Aim of the exercise
Can you transcribe every line exactly and leave the pictures behind?

━━ Listed entries ━━

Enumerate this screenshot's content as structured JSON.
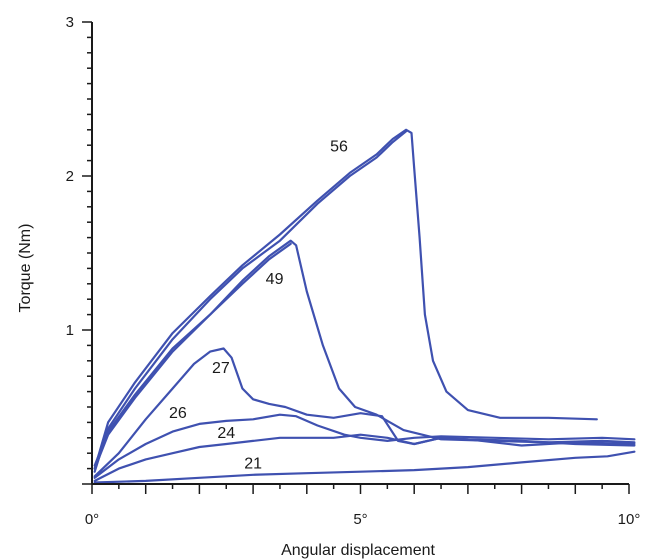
{
  "chart_data": {
    "type": "line",
    "xlabel": "Angular displacement",
    "ylabel": "Torque (Nm)",
    "xlim": [
      0,
      10
    ],
    "ylim": [
      0,
      3
    ],
    "x_ticks": [
      0,
      5,
      10
    ],
    "x_tick_labels": [
      "0°",
      "5°",
      "10°"
    ],
    "y_ticks": [
      1,
      2,
      3
    ],
    "y_tick_labels": [
      "1",
      "2",
      "3"
    ],
    "grid": false,
    "line_color": "#3f51b0",
    "series": [
      {
        "name": "56",
        "points": [
          [
            0.05,
            0.1
          ],
          [
            0.3,
            0.4
          ],
          [
            0.8,
            0.66
          ],
          [
            1.5,
            0.98
          ],
          [
            2.2,
            1.22
          ],
          [
            2.8,
            1.42
          ],
          [
            3.5,
            1.62
          ],
          [
            4.2,
            1.84
          ],
          [
            4.8,
            2.02
          ],
          [
            5.3,
            2.14
          ],
          [
            5.6,
            2.24
          ],
          [
            5.85,
            2.3
          ],
          [
            5.95,
            2.28
          ],
          [
            6.0,
            2.05
          ],
          [
            6.1,
            1.6
          ],
          [
            6.2,
            1.1
          ],
          [
            6.35,
            0.8
          ],
          [
            6.6,
            0.6
          ],
          [
            7.0,
            0.48
          ],
          [
            7.6,
            0.43
          ],
          [
            8.5,
            0.43
          ],
          [
            9.4,
            0.42
          ]
        ]
      },
      {
        "name": "56",
        "points": [
          [
            0.05,
            0.08
          ],
          [
            0.3,
            0.36
          ],
          [
            0.8,
            0.62
          ],
          [
            1.5,
            0.94
          ],
          [
            2.2,
            1.2
          ],
          [
            2.8,
            1.4
          ],
          [
            3.5,
            1.58
          ],
          [
            4.2,
            1.82
          ],
          [
            4.8,
            2.0
          ],
          [
            5.3,
            2.12
          ],
          [
            5.6,
            2.22
          ],
          [
            5.85,
            2.29
          ]
        ]
      },
      {
        "name": "49",
        "points": [
          [
            0.05,
            0.12
          ],
          [
            0.3,
            0.34
          ],
          [
            0.8,
            0.58
          ],
          [
            1.5,
            0.88
          ],
          [
            2.2,
            1.1
          ],
          [
            2.8,
            1.32
          ],
          [
            3.3,
            1.48
          ],
          [
            3.7,
            1.58
          ],
          [
            3.8,
            1.55
          ],
          [
            4.0,
            1.25
          ],
          [
            4.3,
            0.9
          ],
          [
            4.6,
            0.62
          ],
          [
            4.9,
            0.5
          ],
          [
            5.3,
            0.45
          ],
          [
            5.8,
            0.35
          ],
          [
            6.5,
            0.29
          ],
          [
            7.5,
            0.28
          ],
          [
            8.5,
            0.27
          ],
          [
            9.5,
            0.28
          ],
          [
            10.1,
            0.27
          ]
        ]
      },
      {
        "name": "49",
        "points": [
          [
            0.05,
            0.1
          ],
          [
            0.3,
            0.32
          ],
          [
            0.8,
            0.56
          ],
          [
            1.5,
            0.86
          ],
          [
            2.2,
            1.1
          ],
          [
            2.8,
            1.3
          ],
          [
            3.3,
            1.46
          ],
          [
            3.7,
            1.56
          ]
        ]
      },
      {
        "name": "27",
        "points": [
          [
            0.05,
            0.05
          ],
          [
            0.5,
            0.2
          ],
          [
            1.0,
            0.42
          ],
          [
            1.5,
            0.62
          ],
          [
            1.9,
            0.78
          ],
          [
            2.2,
            0.86
          ],
          [
            2.45,
            0.88
          ],
          [
            2.6,
            0.82
          ],
          [
            2.8,
            0.62
          ],
          [
            3.0,
            0.55
          ],
          [
            3.3,
            0.52
          ],
          [
            3.6,
            0.5
          ],
          [
            4.0,
            0.45
          ],
          [
            4.5,
            0.43
          ],
          [
            5.0,
            0.46
          ],
          [
            5.4,
            0.44
          ],
          [
            5.7,
            0.28
          ],
          [
            6.0,
            0.26
          ],
          [
            6.5,
            0.3
          ],
          [
            7.0,
            0.29
          ],
          [
            8.0,
            0.28
          ],
          [
            9.0,
            0.26
          ],
          [
            10.1,
            0.25
          ]
        ]
      },
      {
        "name": "26",
        "points": [
          [
            0.05,
            0.04
          ],
          [
            0.5,
            0.16
          ],
          [
            1.0,
            0.26
          ],
          [
            1.5,
            0.34
          ],
          [
            2.0,
            0.39
          ],
          [
            2.5,
            0.41
          ],
          [
            3.0,
            0.42
          ],
          [
            3.5,
            0.45
          ],
          [
            3.8,
            0.44
          ],
          [
            4.2,
            0.38
          ],
          [
            4.7,
            0.32
          ],
          [
            5.0,
            0.3
          ],
          [
            5.5,
            0.28
          ],
          [
            6.0,
            0.3
          ],
          [
            6.5,
            0.31
          ],
          [
            7.5,
            0.3
          ],
          [
            8.5,
            0.29
          ],
          [
            9.5,
            0.3
          ],
          [
            10.1,
            0.29
          ]
        ]
      },
      {
        "name": "24",
        "points": [
          [
            0.05,
            0.02
          ],
          [
            0.5,
            0.1
          ],
          [
            1.0,
            0.16
          ],
          [
            1.5,
            0.2
          ],
          [
            2.0,
            0.24
          ],
          [
            2.5,
            0.26
          ],
          [
            3.0,
            0.28
          ],
          [
            3.5,
            0.3
          ],
          [
            4.0,
            0.3
          ],
          [
            4.5,
            0.3
          ],
          [
            5.0,
            0.32
          ],
          [
            5.5,
            0.3
          ],
          [
            6.0,
            0.26
          ],
          [
            6.5,
            0.3
          ],
          [
            7.0,
            0.29
          ],
          [
            8.0,
            0.25
          ],
          [
            9.0,
            0.27
          ],
          [
            10.1,
            0.26
          ]
        ]
      },
      {
        "name": "21",
        "points": [
          [
            0.05,
            0.01
          ],
          [
            1.0,
            0.02
          ],
          [
            2.0,
            0.04
          ],
          [
            3.0,
            0.06
          ],
          [
            4.0,
            0.07
          ],
          [
            5.0,
            0.08
          ],
          [
            6.0,
            0.09
          ],
          [
            7.0,
            0.11
          ],
          [
            8.0,
            0.14
          ],
          [
            9.0,
            0.17
          ],
          [
            9.6,
            0.18
          ],
          [
            10.1,
            0.21
          ]
        ]
      }
    ],
    "curve_labels": [
      {
        "text": "56",
        "x": 4.6,
        "y": 2.16
      },
      {
        "text": "49",
        "x": 3.4,
        "y": 1.3
      },
      {
        "text": "27",
        "x": 2.4,
        "y": 0.72
      },
      {
        "text": "26",
        "x": 1.6,
        "y": 0.43
      },
      {
        "text": "24",
        "x": 2.5,
        "y": 0.3
      },
      {
        "text": "21",
        "x": 3.0,
        "y": 0.1
      }
    ]
  }
}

━━━

Answer to the exercise
Enumerate this screenshot's content as structured JSON.
{
  "chart_data": {
    "type": "line",
    "xlabel": "Angular displacement",
    "ylabel": "Torque (Nm)",
    "xlim": [
      0,
      10
    ],
    "ylim": [
      0,
      3
    ],
    "x_ticks": [
      0,
      5,
      10
    ],
    "x_tick_labels": [
      "0°",
      "5°",
      "10°"
    ],
    "y_ticks": [
      1,
      2,
      3
    ],
    "y_tick_labels": [
      "1",
      "2",
      "3"
    ],
    "grid": false,
    "line_color": "#3f51b0",
    "series": [
      {
        "name": "56",
        "points": [
          [
            0.05,
            0.1
          ],
          [
            0.3,
            0.4
          ],
          [
            0.8,
            0.66
          ],
          [
            1.5,
            0.98
          ],
          [
            2.2,
            1.22
          ],
          [
            2.8,
            1.42
          ],
          [
            3.5,
            1.62
          ],
          [
            4.2,
            1.84
          ],
          [
            4.8,
            2.02
          ],
          [
            5.3,
            2.14
          ],
          [
            5.6,
            2.24
          ],
          [
            5.85,
            2.3
          ],
          [
            5.95,
            2.28
          ],
          [
            6.0,
            2.05
          ],
          [
            6.1,
            1.6
          ],
          [
            6.2,
            1.1
          ],
          [
            6.35,
            0.8
          ],
          [
            6.6,
            0.6
          ],
          [
            7.0,
            0.48
          ],
          [
            7.6,
            0.43
          ],
          [
            8.5,
            0.43
          ],
          [
            9.4,
            0.42
          ]
        ]
      },
      {
        "name": "56",
        "points": [
          [
            0.05,
            0.08
          ],
          [
            0.3,
            0.36
          ],
          [
            0.8,
            0.62
          ],
          [
            1.5,
            0.94
          ],
          [
            2.2,
            1.2
          ],
          [
            2.8,
            1.4
          ],
          [
            3.5,
            1.58
          ],
          [
            4.2,
            1.82
          ],
          [
            4.8,
            2.0
          ],
          [
            5.3,
            2.12
          ],
          [
            5.6,
            2.22
          ],
          [
            5.85,
            2.29
          ]
        ]
      },
      {
        "name": "49",
        "points": [
          [
            0.05,
            0.12
          ],
          [
            0.3,
            0.34
          ],
          [
            0.8,
            0.58
          ],
          [
            1.5,
            0.88
          ],
          [
            2.2,
            1.1
          ],
          [
            2.8,
            1.32
          ],
          [
            3.3,
            1.48
          ],
          [
            3.7,
            1.58
          ],
          [
            3.8,
            1.55
          ],
          [
            4.0,
            1.25
          ],
          [
            4.3,
            0.9
          ],
          [
            4.6,
            0.62
          ],
          [
            4.9,
            0.5
          ],
          [
            5.3,
            0.45
          ],
          [
            5.8,
            0.35
          ],
          [
            6.5,
            0.29
          ],
          [
            7.5,
            0.28
          ],
          [
            8.5,
            0.27
          ],
          [
            9.5,
            0.28
          ],
          [
            10.1,
            0.27
          ]
        ]
      },
      {
        "name": "49",
        "points": [
          [
            0.05,
            0.1
          ],
          [
            0.3,
            0.32
          ],
          [
            0.8,
            0.56
          ],
          [
            1.5,
            0.86
          ],
          [
            2.2,
            1.1
          ],
          [
            2.8,
            1.3
          ],
          [
            3.3,
            1.46
          ],
          [
            3.7,
            1.56
          ]
        ]
      },
      {
        "name": "27",
        "points": [
          [
            0.05,
            0.05
          ],
          [
            0.5,
            0.2
          ],
          [
            1.0,
            0.42
          ],
          [
            1.5,
            0.62
          ],
          [
            1.9,
            0.78
          ],
          [
            2.2,
            0.86
          ],
          [
            2.45,
            0.88
          ],
          [
            2.6,
            0.82
          ],
          [
            2.8,
            0.62
          ],
          [
            3.0,
            0.55
          ],
          [
            3.3,
            0.52
          ],
          [
            3.6,
            0.5
          ],
          [
            4.0,
            0.45
          ],
          [
            4.5,
            0.43
          ],
          [
            5.0,
            0.46
          ],
          [
            5.4,
            0.44
          ],
          [
            5.7,
            0.28
          ],
          [
            6.0,
            0.26
          ],
          [
            6.5,
            0.3
          ],
          [
            7.0,
            0.29
          ],
          [
            8.0,
            0.28
          ],
          [
            9.0,
            0.26
          ],
          [
            10.1,
            0.25
          ]
        ]
      },
      {
        "name": "26",
        "points": [
          [
            0.05,
            0.04
          ],
          [
            0.5,
            0.16
          ],
          [
            1.0,
            0.26
          ],
          [
            1.5,
            0.34
          ],
          [
            2.0,
            0.39
          ],
          [
            2.5,
            0.41
          ],
          [
            3.0,
            0.42
          ],
          [
            3.5,
            0.45
          ],
          [
            3.8,
            0.44
          ],
          [
            4.2,
            0.38
          ],
          [
            4.7,
            0.32
          ],
          [
            5.0,
            0.3
          ],
          [
            5.5,
            0.28
          ],
          [
            6.0,
            0.3
          ],
          [
            6.5,
            0.31
          ],
          [
            7.5,
            0.3
          ],
          [
            8.5,
            0.29
          ],
          [
            9.5,
            0.3
          ],
          [
            10.1,
            0.29
          ]
        ]
      },
      {
        "name": "24",
        "points": [
          [
            0.05,
            0.02
          ],
          [
            0.5,
            0.1
          ],
          [
            1.0,
            0.16
          ],
          [
            1.5,
            0.2
          ],
          [
            2.0,
            0.24
          ],
          [
            2.5,
            0.26
          ],
          [
            3.0,
            0.28
          ],
          [
            3.5,
            0.3
          ],
          [
            4.0,
            0.3
          ],
          [
            4.5,
            0.3
          ],
          [
            5.0,
            0.32
          ],
          [
            5.5,
            0.3
          ],
          [
            6.0,
            0.26
          ],
          [
            6.5,
            0.3
          ],
          [
            7.0,
            0.29
          ],
          [
            8.0,
            0.25
          ],
          [
            9.0,
            0.27
          ],
          [
            10.1,
            0.26
          ]
        ]
      },
      {
        "name": "21",
        "points": [
          [
            0.05,
            0.01
          ],
          [
            1.0,
            0.02
          ],
          [
            2.0,
            0.04
          ],
          [
            3.0,
            0.06
          ],
          [
            4.0,
            0.07
          ],
          [
            5.0,
            0.08
          ],
          [
            6.0,
            0.09
          ],
          [
            7.0,
            0.11
          ],
          [
            8.0,
            0.14
          ],
          [
            9.0,
            0.17
          ],
          [
            9.6,
            0.18
          ],
          [
            10.1,
            0.21
          ]
        ]
      }
    ],
    "curve_labels": [
      {
        "text": "56",
        "x": 4.6,
        "y": 2.16
      },
      {
        "text": "49",
        "x": 3.4,
        "y": 1.3
      },
      {
        "text": "27",
        "x": 2.4,
        "y": 0.72
      },
      {
        "text": "26",
        "x": 1.6,
        "y": 0.43
      },
      {
        "text": "24",
        "x": 2.5,
        "y": 0.3
      },
      {
        "text": "21",
        "x": 3.0,
        "y": 0.1
      }
    ]
  }
}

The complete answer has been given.